*PROVIDED DATA*
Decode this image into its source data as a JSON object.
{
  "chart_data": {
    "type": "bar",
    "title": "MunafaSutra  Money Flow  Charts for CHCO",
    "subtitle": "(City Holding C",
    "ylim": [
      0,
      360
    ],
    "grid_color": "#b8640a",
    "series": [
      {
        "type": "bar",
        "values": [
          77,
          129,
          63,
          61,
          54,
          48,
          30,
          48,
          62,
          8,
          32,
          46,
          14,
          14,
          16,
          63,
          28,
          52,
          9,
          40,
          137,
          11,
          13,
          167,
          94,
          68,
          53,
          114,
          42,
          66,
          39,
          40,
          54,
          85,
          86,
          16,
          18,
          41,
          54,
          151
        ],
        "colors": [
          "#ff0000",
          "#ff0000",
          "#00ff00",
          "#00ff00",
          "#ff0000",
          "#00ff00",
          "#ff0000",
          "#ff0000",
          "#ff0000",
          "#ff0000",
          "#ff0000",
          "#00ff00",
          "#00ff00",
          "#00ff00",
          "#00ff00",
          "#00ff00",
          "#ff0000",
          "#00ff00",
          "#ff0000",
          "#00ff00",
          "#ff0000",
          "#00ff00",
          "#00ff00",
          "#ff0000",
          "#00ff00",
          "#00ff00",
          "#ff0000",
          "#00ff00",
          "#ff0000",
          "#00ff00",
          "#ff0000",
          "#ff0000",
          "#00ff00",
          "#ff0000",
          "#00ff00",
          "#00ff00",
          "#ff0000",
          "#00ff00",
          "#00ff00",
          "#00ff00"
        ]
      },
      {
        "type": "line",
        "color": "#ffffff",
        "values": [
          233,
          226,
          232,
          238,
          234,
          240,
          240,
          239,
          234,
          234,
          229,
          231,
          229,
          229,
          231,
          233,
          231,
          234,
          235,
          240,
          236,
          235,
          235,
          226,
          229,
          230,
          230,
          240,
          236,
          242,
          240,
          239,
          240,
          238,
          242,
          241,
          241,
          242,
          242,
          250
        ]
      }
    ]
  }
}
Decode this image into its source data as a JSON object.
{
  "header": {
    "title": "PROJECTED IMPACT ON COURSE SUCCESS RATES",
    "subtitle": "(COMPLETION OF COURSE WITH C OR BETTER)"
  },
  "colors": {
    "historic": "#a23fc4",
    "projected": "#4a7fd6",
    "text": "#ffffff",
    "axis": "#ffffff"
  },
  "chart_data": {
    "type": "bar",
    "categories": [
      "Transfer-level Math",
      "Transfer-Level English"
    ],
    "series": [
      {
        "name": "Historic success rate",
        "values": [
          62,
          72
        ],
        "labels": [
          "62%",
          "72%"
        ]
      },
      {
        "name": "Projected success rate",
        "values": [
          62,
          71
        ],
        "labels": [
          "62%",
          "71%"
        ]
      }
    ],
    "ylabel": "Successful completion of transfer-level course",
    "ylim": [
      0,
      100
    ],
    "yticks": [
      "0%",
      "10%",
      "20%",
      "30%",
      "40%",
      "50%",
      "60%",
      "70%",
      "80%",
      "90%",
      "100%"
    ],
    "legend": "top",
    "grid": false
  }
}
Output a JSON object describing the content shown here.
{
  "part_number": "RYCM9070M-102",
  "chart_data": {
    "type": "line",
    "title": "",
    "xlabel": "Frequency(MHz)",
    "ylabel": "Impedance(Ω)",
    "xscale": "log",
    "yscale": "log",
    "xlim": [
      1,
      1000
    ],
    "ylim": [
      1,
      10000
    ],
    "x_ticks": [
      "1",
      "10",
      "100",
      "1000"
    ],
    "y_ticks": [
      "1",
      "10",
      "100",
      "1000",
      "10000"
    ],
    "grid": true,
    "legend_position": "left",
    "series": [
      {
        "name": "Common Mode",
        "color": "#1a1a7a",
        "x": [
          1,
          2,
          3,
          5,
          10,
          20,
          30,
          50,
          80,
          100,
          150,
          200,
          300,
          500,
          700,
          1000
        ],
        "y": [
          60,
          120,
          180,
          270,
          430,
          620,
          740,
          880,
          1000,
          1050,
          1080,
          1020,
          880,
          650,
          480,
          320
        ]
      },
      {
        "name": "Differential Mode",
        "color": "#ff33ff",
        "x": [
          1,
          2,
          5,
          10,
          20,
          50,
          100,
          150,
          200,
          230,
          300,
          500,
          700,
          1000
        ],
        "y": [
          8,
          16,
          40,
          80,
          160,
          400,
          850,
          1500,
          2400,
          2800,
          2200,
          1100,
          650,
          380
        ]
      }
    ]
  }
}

*GIVEN EXERCISE*
Extract all the entries word for word.

*EXERCISE RESULT*
Decode this image into its source data as a JSON object.
{
  "chart_data": {
    "type": "bar",
    "title": "MunafaSutra  Money Flow  Charts for CHCO",
    "subtitle": "(City Holding C",
    "ylim": [
      0,
      360
    ],
    "grid_color": "#b8640a",
    "series": [
      {
        "type": "bar",
        "values": [
          77,
          129,
          63,
          61,
          54,
          48,
          30,
          48,
          62,
          8,
          32,
          46,
          14,
          14,
          16,
          63,
          28,
          52,
          9,
          40,
          137,
          11,
          13,
          167,
          94,
          68,
          53,
          114,
          42,
          66,
          39,
          40,
          54,
          85,
          86,
          16,
          18,
          41,
          54,
          151
        ],
        "colors": [
          "#ff0000",
          "#ff0000",
          "#00ff00",
          "#00ff00",
          "#ff0000",
          "#00ff00",
          "#ff0000",
          "#ff0000",
          "#ff0000",
          "#ff0000",
          "#ff0000",
          "#00ff00",
          "#00ff00",
          "#00ff00",
          "#00ff00",
          "#00ff00",
          "#ff0000",
          "#00ff00",
          "#ff0000",
          "#00ff00",
          "#ff0000",
          "#00ff00",
          "#00ff00",
          "#ff0000",
          "#00ff00",
          "#00ff00",
          "#ff0000",
          "#00ff00",
          "#ff0000",
          "#00ff00",
          "#ff0000",
          "#ff0000",
          "#00ff00",
          "#ff0000",
          "#00ff00",
          "#00ff00",
          "#ff0000",
          "#00ff00",
          "#00ff00",
          "#00ff00"
        ]
      },
      {
        "type": "line",
        "color": "#ffffff",
        "values": [
          233,
          226,
          232,
          238,
          234,
          240,
          240,
          239,
          234,
          234,
          229,
          231,
          229,
          229,
          231,
          233,
          231,
          234,
          235,
          240,
          236,
          235,
          235,
          226,
          229,
          230,
          230,
          240,
          236,
          242,
          240,
          239,
          240,
          238,
          242,
          241,
          241,
          242,
          242,
          250
        ]
      }
    ]
  }
}
Decode this image into its source data as a JSON object.
{
  "header": {
    "title": "PROJECTED IMPACT ON COURSE SUCCESS RATES",
    "subtitle": "(COMPLETION OF COURSE WITH C OR BETTER)"
  },
  "colors": {
    "historic": "#a23fc4",
    "projected": "#4a7fd6",
    "text": "#ffffff",
    "axis": "#ffffff"
  },
  "chart_data": {
    "type": "bar",
    "categories": [
      "Transfer-level Math",
      "Transfer-Level English"
    ],
    "series": [
      {
        "name": "Historic success rate",
        "values": [
          62,
          72
        ],
        "labels": [
          "62%",
          "72%"
        ]
      },
      {
        "name": "Projected success rate",
        "values": [
          62,
          71
        ],
        "labels": [
          "62%",
          "71%"
        ]
      }
    ],
    "ylabel": "Successful completion of transfer-level course",
    "ylim": [
      0,
      100
    ],
    "yticks": [
      "0%",
      "10%",
      "20%",
      "30%",
      "40%",
      "50%",
      "60%",
      "70%",
      "80%",
      "90%",
      "100%"
    ],
    "legend": "top",
    "grid": false
  }
}
Output a JSON object describing the content shown here.
{
  "part_number": "RYCM9070M-102",
  "chart_data": {
    "type": "line",
    "title": "",
    "xlabel": "Frequency(MHz)",
    "ylabel": "Impedance(Ω)",
    "xscale": "log",
    "yscale": "log",
    "xlim": [
      1,
      1000
    ],
    "ylim": [
      1,
      10000
    ],
    "x_ticks": [
      "1",
      "10",
      "100",
      "1000"
    ],
    "y_ticks": [
      "1",
      "10",
      "100",
      "1000",
      "10000"
    ],
    "grid": true,
    "legend_position": "left",
    "series": [
      {
        "name": "Common Mode",
        "color": "#1a1a7a",
        "x": [
          1,
          2,
          3,
          5,
          10,
          20,
          30,
          50,
          80,
          100,
          150,
          200,
          300,
          500,
          700,
          1000
        ],
        "y": [
          60,
          120,
          180,
          270,
          430,
          620,
          740,
          880,
          1000,
          1050,
          1080,
          1020,
          880,
          650,
          480,
          320
        ]
      },
      {
        "name": "Differential Mode",
        "color": "#ff33ff",
        "x": [
          1,
          2,
          5,
          10,
          20,
          50,
          100,
          150,
          200,
          230,
          300,
          500,
          700,
          1000
        ],
        "y": [
          8,
          16,
          40,
          80,
          160,
          400,
          850,
          1500,
          2400,
          2800,
          2200,
          1100,
          650,
          380
        ]
      }
    ]
  }
}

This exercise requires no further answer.